-- begin --
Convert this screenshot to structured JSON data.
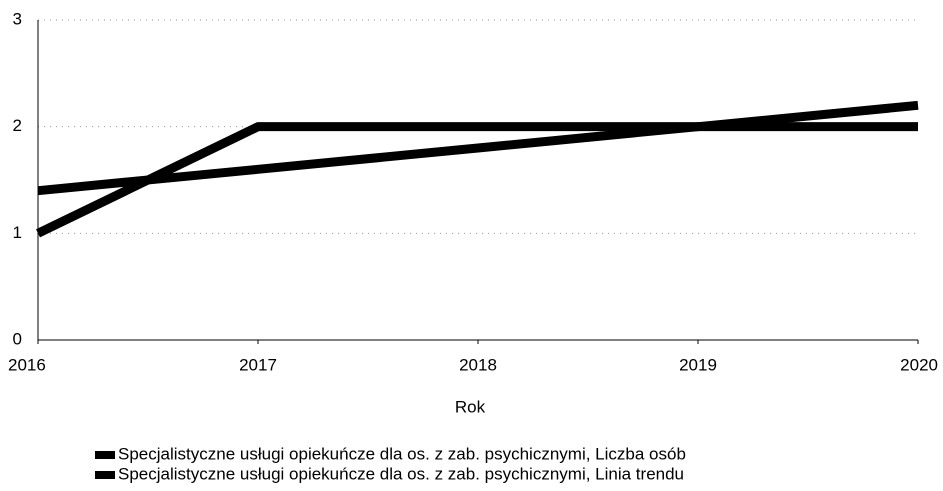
{
  "chart_data": {
    "type": "line",
    "x": [
      2016,
      2017,
      2018,
      2019,
      2020
    ],
    "xlim": [
      2016,
      2020
    ],
    "xticks": [
      2016,
      2017,
      2018,
      2019,
      2020
    ],
    "ylim": [
      0,
      3
    ],
    "yticks": [
      0,
      1,
      2,
      3
    ],
    "xlabel": "Rok",
    "grid": true,
    "series": [
      {
        "name": "Specjalistyczne usługi opiekuńcze dla os. z zab. psychicznymi, Liczba osób",
        "color": "#000000",
        "values": [
          1,
          2,
          2,
          2,
          2
        ]
      },
      {
        "name": "Specjalistyczne usługi opiekuńcze dla os. z zab. psychicznymi, Linia trendu",
        "color": "#000000",
        "values": [
          1.4,
          1.6,
          1.8,
          2.0,
          2.2
        ]
      }
    ]
  }
}
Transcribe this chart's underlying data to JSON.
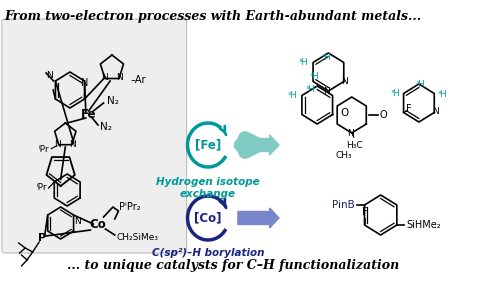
{
  "title_top": "From two-electron processes with Earth-abundant metals...",
  "title_bottom": "... to unique catalysts for C–H functionalization",
  "fe_label": "[Fe]",
  "co_label": "[Co]",
  "fe_reaction": "Hydrogen isotope\nexchange",
  "co_reaction": "C(sp²)–H borylation",
  "bg_color": "#ffffff",
  "teal_color": "#009999",
  "blue_dark": "#1a237e",
  "blue_arrow": "#7986cb",
  "teal_arrow": "#80cbc4",
  "fig_width": 5.0,
  "fig_height": 2.82,
  "dpi": 100
}
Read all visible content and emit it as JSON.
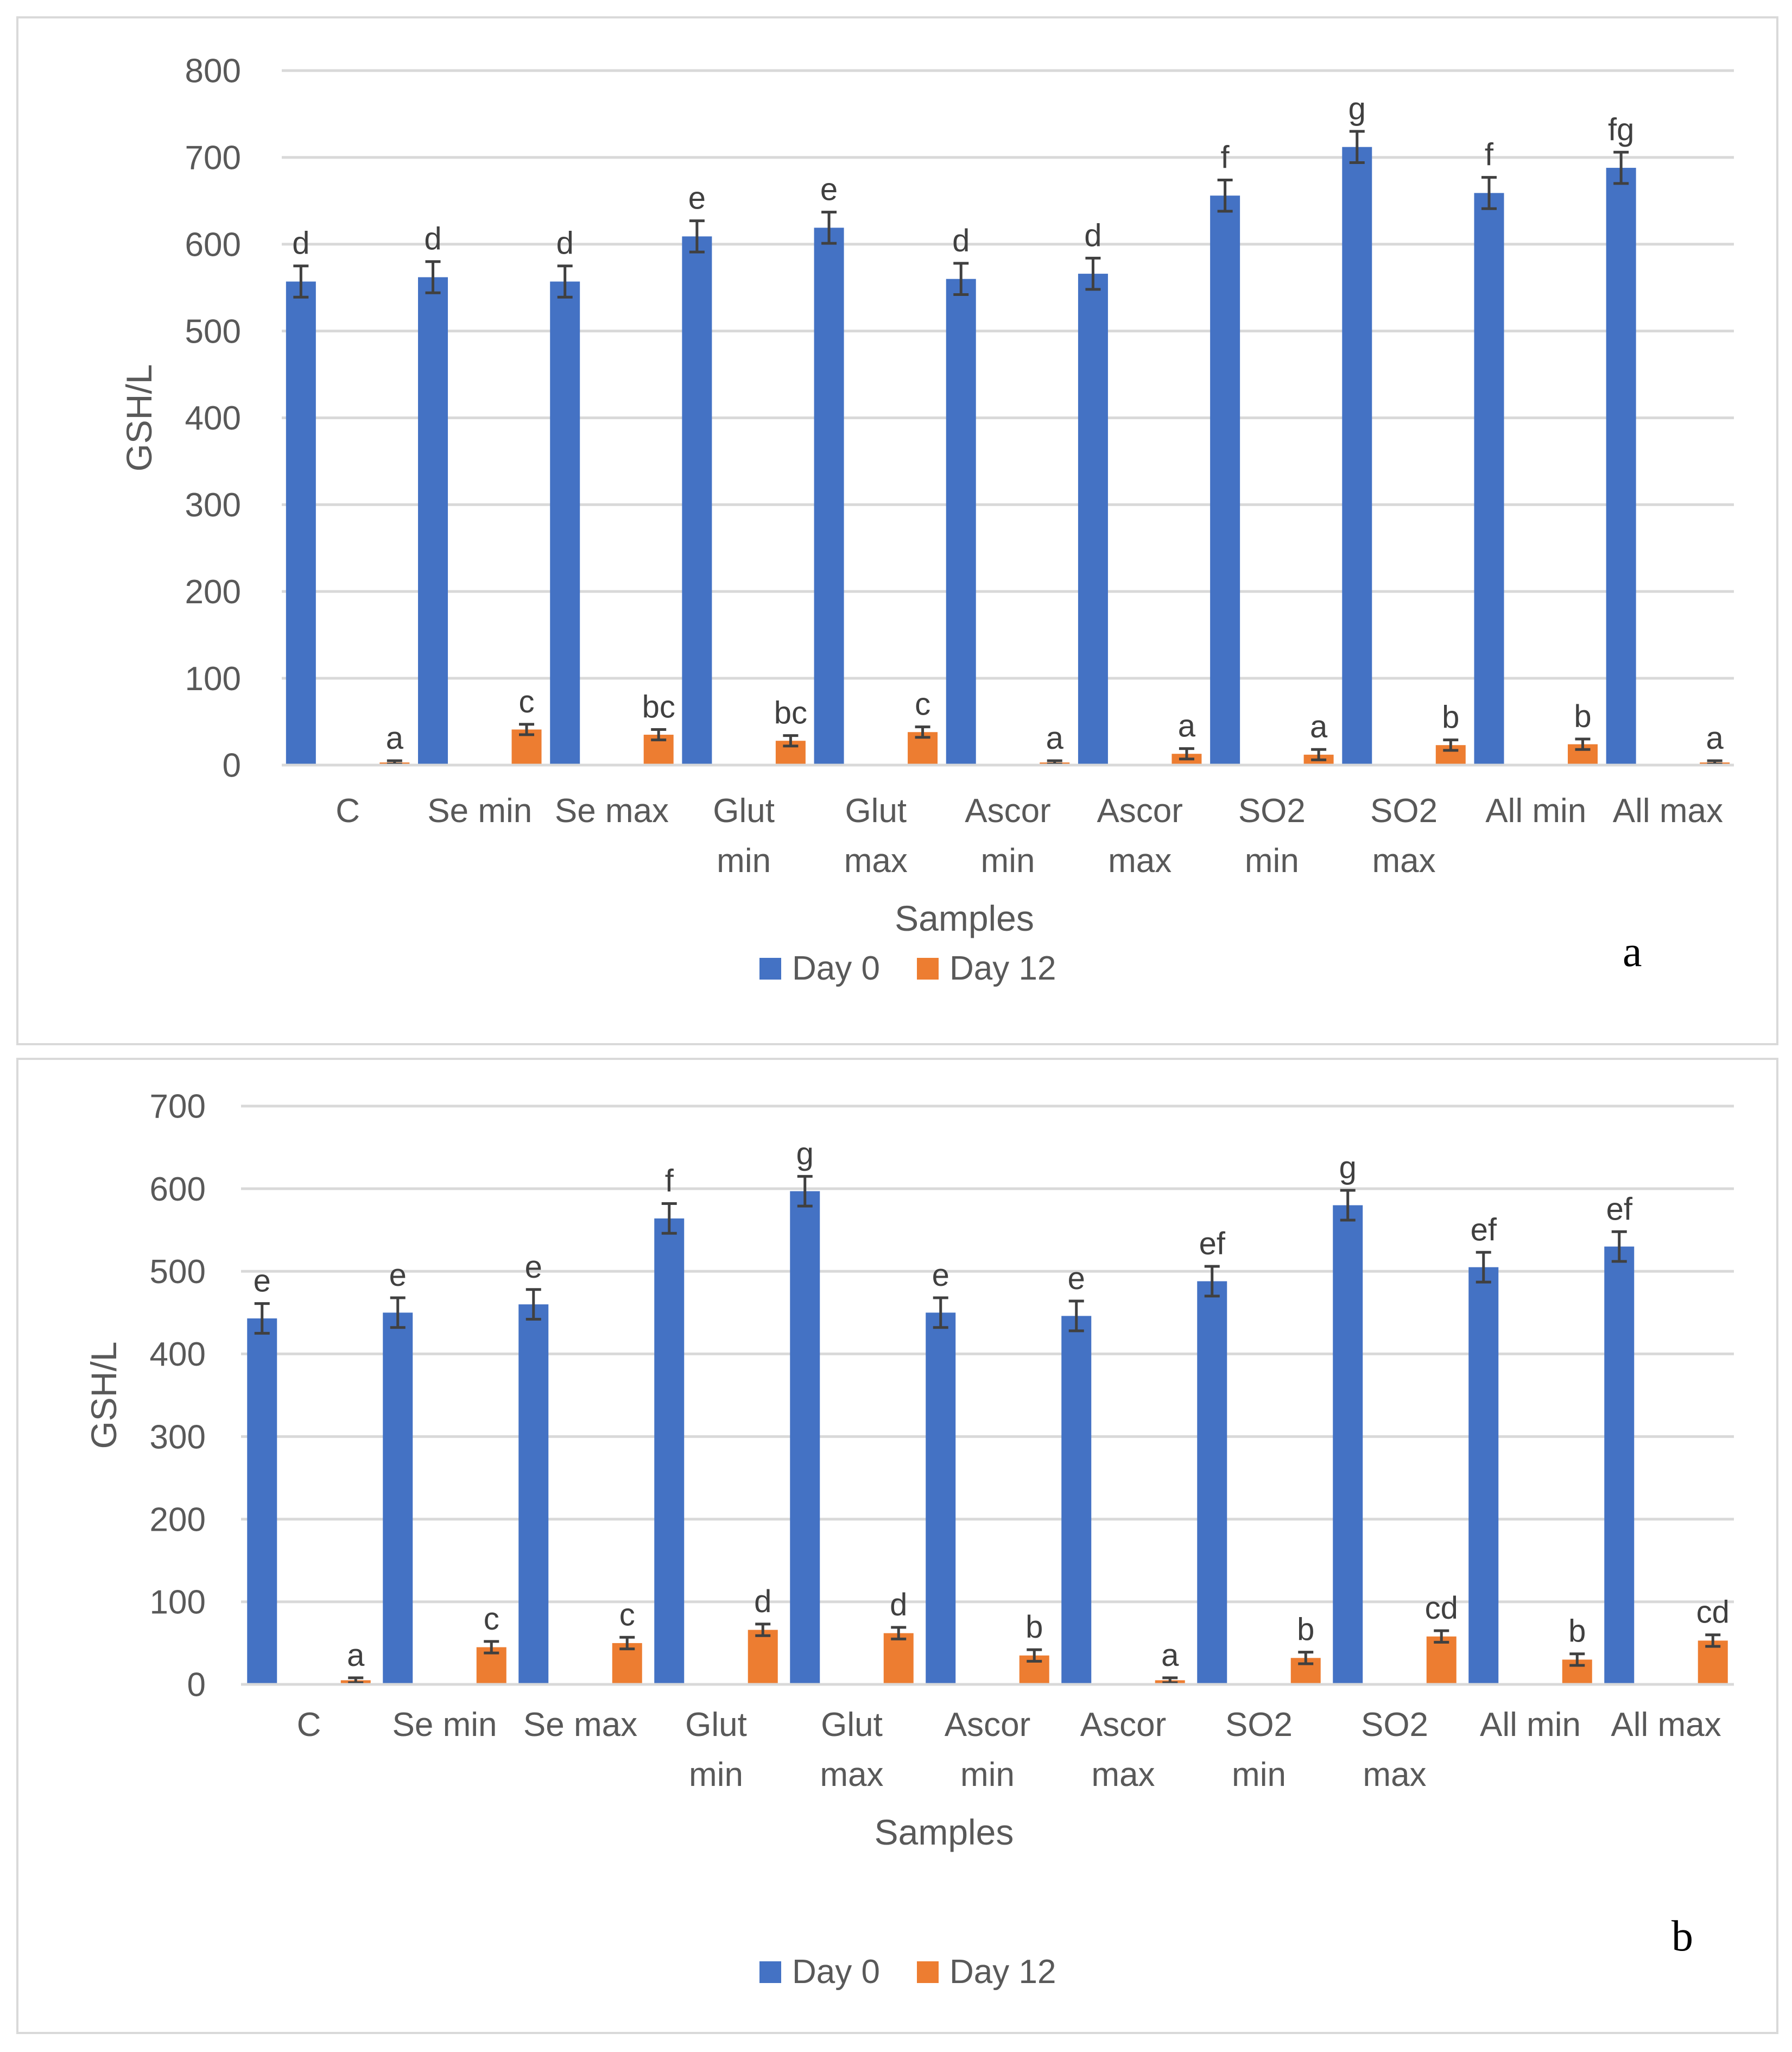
{
  "chart_data": [
    {
      "id": "a",
      "type": "bar",
      "panel_label": "a",
      "xlabel": "Samples",
      "ylabel": "GSH/L",
      "ylim": [
        0,
        800
      ],
      "yticks": [
        0,
        100,
        200,
        300,
        400,
        500,
        600,
        700,
        800
      ],
      "grid": true,
      "legend_position": "bottom",
      "categories": [
        [
          "C"
        ],
        [
          "Se min"
        ],
        [
          "Se max"
        ],
        [
          "Glut",
          "min"
        ],
        [
          "Glut",
          "max"
        ],
        [
          "Ascor",
          "min"
        ],
        [
          "Ascor",
          "max"
        ],
        [
          "SO2",
          "min"
        ],
        [
          "SO2",
          "max"
        ],
        [
          "All min"
        ],
        [
          "All max"
        ]
      ],
      "series": [
        {
          "name": "Day 0",
          "color": "#4472c4",
          "values": [
            557,
            562,
            557,
            609,
            619,
            560,
            566,
            656,
            712,
            659,
            688
          ],
          "errors": [
            18,
            18,
            18,
            18,
            18,
            18,
            18,
            18,
            18,
            18,
            18
          ],
          "letters": [
            "d",
            "d",
            "d",
            "e",
            "e",
            "d",
            "d",
            "f",
            "g",
            "f",
            "fg"
          ]
        },
        {
          "name": "Day 12",
          "color": "#ed7d31",
          "values": [
            3,
            41,
            35,
            28,
            38,
            3,
            13,
            12,
            23,
            24,
            3
          ],
          "errors": [
            2,
            6,
            6,
            6,
            6,
            2,
            6,
            6,
            6,
            6,
            2
          ],
          "letters": [
            "a",
            "c",
            "bc",
            "bc",
            "c",
            "a",
            "a",
            "a",
            "b",
            "b",
            "a"
          ]
        }
      ]
    },
    {
      "id": "b",
      "type": "bar",
      "panel_label": "b",
      "xlabel": "Samples",
      "ylabel": "GSH/L",
      "ylim": [
        0,
        700
      ],
      "yticks": [
        0,
        100,
        200,
        300,
        400,
        500,
        600,
        700
      ],
      "grid": true,
      "legend_position": "bottom",
      "categories": [
        [
          "C"
        ],
        [
          "Se min"
        ],
        [
          "Se max"
        ],
        [
          "Glut",
          "min"
        ],
        [
          "Glut",
          "max"
        ],
        [
          "Ascor",
          "min"
        ],
        [
          "Ascor",
          "max"
        ],
        [
          "SO2",
          "min"
        ],
        [
          "SO2",
          "max"
        ],
        [
          "All min"
        ],
        [
          "All max"
        ]
      ],
      "series": [
        {
          "name": "Day 0",
          "color": "#4472c4",
          "values": [
            443,
            450,
            460,
            564,
            597,
            450,
            446,
            488,
            580,
            505,
            530
          ],
          "errors": [
            18,
            18,
            18,
            18,
            18,
            18,
            18,
            18,
            18,
            18,
            18
          ],
          "letters": [
            "e",
            "e",
            "e",
            "f",
            "g",
            "e",
            "e",
            "ef",
            "g",
            "ef",
            "ef"
          ]
        },
        {
          "name": "Day 12",
          "color": "#ed7d31",
          "values": [
            5,
            45,
            50,
            66,
            62,
            35,
            5,
            32,
            58,
            30,
            53
          ],
          "errors": [
            3,
            7,
            7,
            7,
            7,
            7,
            3,
            7,
            7,
            7,
            7
          ],
          "letters": [
            "a",
            "c",
            "c",
            "d",
            "d",
            "b",
            "a",
            "b",
            "cd",
            "b",
            "cd"
          ]
        }
      ]
    }
  ]
}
-- end --
Above are records to transcribe exactly; leave their pictures out.

Convert this screenshot to structured JSON data.
{
  "chart_data": {
    "type": "line",
    "x": [
      2016,
      2017,
      2018,
      2019,
      2020
    ],
    "xlim": [
      2016,
      2020
    ],
    "xticks": [
      2016,
      2017,
      2018,
      2019,
      2020
    ],
    "ylim": [
      0,
      3
    ],
    "yticks": [
      0,
      1,
      2,
      3
    ],
    "xlabel": "Rok",
    "grid": true,
    "series": [
      {
        "name": "Specjalistyczne usługi opiekuńcze dla os. z zab. psychicznymi, Liczba osób",
        "color": "#000000",
        "values": [
          1,
          2,
          2,
          2,
          2
        ]
      },
      {
        "name": "Specjalistyczne usługi opiekuńcze dla os. z zab. psychicznymi, Linia trendu",
        "color": "#000000",
        "values": [
          1.4,
          1.6,
          1.8,
          2.0,
          2.2
        ]
      }
    ]
  }
}
Transcribe this chart's underlying data to JSON.
{
  "title_top": "From two-electron processes with Earth-abundant metals...",
  "title_bottom": "... to unique catalysts for C–H functionalization",
  "fe_label": "[Fe]",
  "co_label": "[Co]",
  "fe_reaction": "Hydrogen isotope\nexchange",
  "co_reaction": "C(sp²)–H borylation",
  "bg_color": "#ffffff",
  "teal_color": "#009999",
  "blue_dark": "#1a237e",
  "blue_arrow": "#7986cb",
  "teal_arrow": "#80cbc4",
  "fig_width": 5.0,
  "fig_height": 2.82,
  "dpi": 100
}
Read all visible content and emit it as JSON.
{
  "chart_data": [
    {
      "id": "a",
      "type": "bar",
      "panel_label": "a",
      "xlabel": "Samples",
      "ylabel": "GSH/L",
      "ylim": [
        0,
        800
      ],
      "yticks": [
        0,
        100,
        200,
        300,
        400,
        500,
        600,
        700,
        800
      ],
      "grid": true,
      "legend_position": "bottom",
      "categories": [
        [
          "C"
        ],
        [
          "Se min"
        ],
        [
          "Se max"
        ],
        [
          "Glut",
          "min"
        ],
        [
          "Glut",
          "max"
        ],
        [
          "Ascor",
          "min"
        ],
        [
          "Ascor",
          "max"
        ],
        [
          "SO2",
          "min"
        ],
        [
          "SO2",
          "max"
        ],
        [
          "All min"
        ],
        [
          "All max"
        ]
      ],
      "series": [
        {
          "name": "Day 0",
          "color": "#4472c4",
          "values": [
            557,
            562,
            557,
            609,
            619,
            560,
            566,
            656,
            712,
            659,
            688
          ],
          "errors": [
            18,
            18,
            18,
            18,
            18,
            18,
            18,
            18,
            18,
            18,
            18
          ],
          "letters": [
            "d",
            "d",
            "d",
            "e",
            "e",
            "d",
            "d",
            "f",
            "g",
            "f",
            "fg"
          ]
        },
        {
          "name": "Day 12",
          "color": "#ed7d31",
          "values": [
            3,
            41,
            35,
            28,
            38,
            3,
            13,
            12,
            23,
            24,
            3
          ],
          "errors": [
            2,
            6,
            6,
            6,
            6,
            2,
            6,
            6,
            6,
            6,
            2
          ],
          "letters": [
            "a",
            "c",
            "bc",
            "bc",
            "c",
            "a",
            "a",
            "a",
            "b",
            "b",
            "a"
          ]
        }
      ]
    },
    {
      "id": "b",
      "type": "bar",
      "panel_label": "b",
      "xlabel": "Samples",
      "ylabel": "GSH/L",
      "ylim": [
        0,
        700
      ],
      "yticks": [
        0,
        100,
        200,
        300,
        400,
        500,
        600,
        700
      ],
      "grid": true,
      "legend_position": "bottom",
      "categories": [
        [
          "C"
        ],
        [
          "Se min"
        ],
        [
          "Se max"
        ],
        [
          "Glut",
          "min"
        ],
        [
          "Glut",
          "max"
        ],
        [
          "Ascor",
          "min"
        ],
        [
          "Ascor",
          "max"
        ],
        [
          "SO2",
          "min"
        ],
        [
          "SO2",
          "max"
        ],
        [
          "All min"
        ],
        [
          "All max"
        ]
      ],
      "series": [
        {
          "name": "Day 0",
          "color": "#4472c4",
          "values": [
            443,
            450,
            460,
            564,
            597,
            450,
            446,
            488,
            580,
            505,
            530
          ],
          "errors": [
            18,
            18,
            18,
            18,
            18,
            18,
            18,
            18,
            18,
            18,
            18
          ],
          "letters": [
            "e",
            "e",
            "e",
            "f",
            "g",
            "e",
            "e",
            "ef",
            "g",
            "ef",
            "ef"
          ]
        },
        {
          "name": "Day 12",
          "color": "#ed7d31",
          "values": [
            5,
            45,
            50,
            66,
            62,
            35,
            5,
            32,
            58,
            30,
            53
          ],
          "errors": [
            3,
            7,
            7,
            7,
            7,
            7,
            3,
            7,
            7,
            7,
            7
          ],
          "letters": [
            "a",
            "c",
            "c",
            "d",
            "d",
            "b",
            "a",
            "b",
            "cd",
            "b",
            "cd"
          ]
        }
      ]
    }
  ]
}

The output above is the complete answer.